## YOUR GOAL
Your task is to reproduce the material exactly.
═══ GIVEN RECORDS
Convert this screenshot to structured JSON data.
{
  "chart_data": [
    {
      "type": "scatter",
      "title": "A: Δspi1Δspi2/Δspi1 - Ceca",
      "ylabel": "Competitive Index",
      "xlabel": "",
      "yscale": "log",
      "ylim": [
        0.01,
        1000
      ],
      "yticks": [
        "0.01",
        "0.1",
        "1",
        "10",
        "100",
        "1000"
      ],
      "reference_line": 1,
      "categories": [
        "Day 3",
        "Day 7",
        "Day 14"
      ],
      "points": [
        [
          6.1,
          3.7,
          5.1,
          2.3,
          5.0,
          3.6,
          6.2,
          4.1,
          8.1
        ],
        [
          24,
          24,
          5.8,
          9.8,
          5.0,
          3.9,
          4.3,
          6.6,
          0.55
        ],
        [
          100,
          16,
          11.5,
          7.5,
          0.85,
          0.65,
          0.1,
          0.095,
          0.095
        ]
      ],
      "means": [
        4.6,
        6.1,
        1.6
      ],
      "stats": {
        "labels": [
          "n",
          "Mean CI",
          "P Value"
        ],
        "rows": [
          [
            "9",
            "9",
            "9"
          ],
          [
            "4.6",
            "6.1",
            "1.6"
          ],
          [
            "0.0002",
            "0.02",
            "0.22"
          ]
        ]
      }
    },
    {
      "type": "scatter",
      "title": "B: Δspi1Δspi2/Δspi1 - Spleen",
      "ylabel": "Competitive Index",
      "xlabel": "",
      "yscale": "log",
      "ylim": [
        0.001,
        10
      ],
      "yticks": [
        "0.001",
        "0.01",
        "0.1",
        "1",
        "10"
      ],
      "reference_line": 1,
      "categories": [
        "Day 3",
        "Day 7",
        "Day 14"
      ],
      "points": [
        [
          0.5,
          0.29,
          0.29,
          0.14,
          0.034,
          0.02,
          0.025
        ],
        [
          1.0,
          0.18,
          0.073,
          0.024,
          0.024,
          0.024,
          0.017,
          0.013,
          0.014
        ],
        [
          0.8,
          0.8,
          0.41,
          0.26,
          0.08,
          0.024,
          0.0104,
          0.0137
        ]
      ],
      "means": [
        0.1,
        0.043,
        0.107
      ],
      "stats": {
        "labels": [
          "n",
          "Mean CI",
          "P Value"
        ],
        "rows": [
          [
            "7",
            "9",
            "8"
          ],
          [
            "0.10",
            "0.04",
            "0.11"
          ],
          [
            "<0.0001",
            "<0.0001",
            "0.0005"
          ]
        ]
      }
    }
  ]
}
══════
## EXPECTED ANSWER
Convert this screenshot to structured JSON data.
{
  "chart_data": [
    {
      "type": "scatter",
      "title": "A: Δspi1Δspi2/Δspi1 - Ceca",
      "ylabel": "Competitive Index",
      "xlabel": "",
      "yscale": "log",
      "ylim": [
        0.01,
        1000
      ],
      "yticks": [
        "0.01",
        "0.1",
        "1",
        "10",
        "100",
        "1000"
      ],
      "reference_line": 1,
      "categories": [
        "Day 3",
        "Day 7",
        "Day 14"
      ],
      "points": [
        [
          6.1,
          3.7,
          5.1,
          2.3,
          5.0,
          3.6,
          6.2,
          4.1,
          8.1
        ],
        [
          24,
          24,
          5.8,
          9.8,
          5.0,
          3.9,
          4.3,
          6.6,
          0.55
        ],
        [
          100,
          16,
          11.5,
          7.5,
          0.85,
          0.65,
          0.1,
          0.095,
          0.095
        ]
      ],
      "means": [
        4.6,
        6.1,
        1.6
      ],
      "stats": {
        "labels": [
          "n",
          "Mean CI",
          "P Value"
        ],
        "rows": [
          [
            "9",
            "9",
            "9"
          ],
          [
            "4.6",
            "6.1",
            "1.6"
          ],
          [
            "0.0002",
            "0.02",
            "0.22"
          ]
        ]
      }
    },
    {
      "type": "scatter",
      "title": "B: Δspi1Δspi2/Δspi1 - Spleen",
      "ylabel": "Competitive Index",
      "xlabel": "",
      "yscale": "log",
      "ylim": [
        0.001,
        10
      ],
      "yticks": [
        "0.001",
        "0.01",
        "0.1",
        "1",
        "10"
      ],
      "reference_line": 1,
      "categories": [
        "Day 3",
        "Day 7",
        "Day 14"
      ],
      "points": [
        [
          0.5,
          0.29,
          0.29,
          0.14,
          0.034,
          0.02,
          0.025
        ],
        [
          1.0,
          0.18,
          0.073,
          0.024,
          0.024,
          0.024,
          0.017,
          0.013,
          0.014
        ],
        [
          0.8,
          0.8,
          0.41,
          0.26,
          0.08,
          0.024,
          0.0104,
          0.0137
        ]
      ],
      "means": [
        0.1,
        0.043,
        0.107
      ],
      "stats": {
        "labels": [
          "n",
          "Mean CI",
          "P Value"
        ],
        "rows": [
          [
            "7",
            "9",
            "8"
          ],
          [
            "0.10",
            "0.04",
            "0.11"
          ],
          [
            "<0.0001",
            "<0.0001",
            "0.0005"
          ]
        ]
      }
    }
  ]
}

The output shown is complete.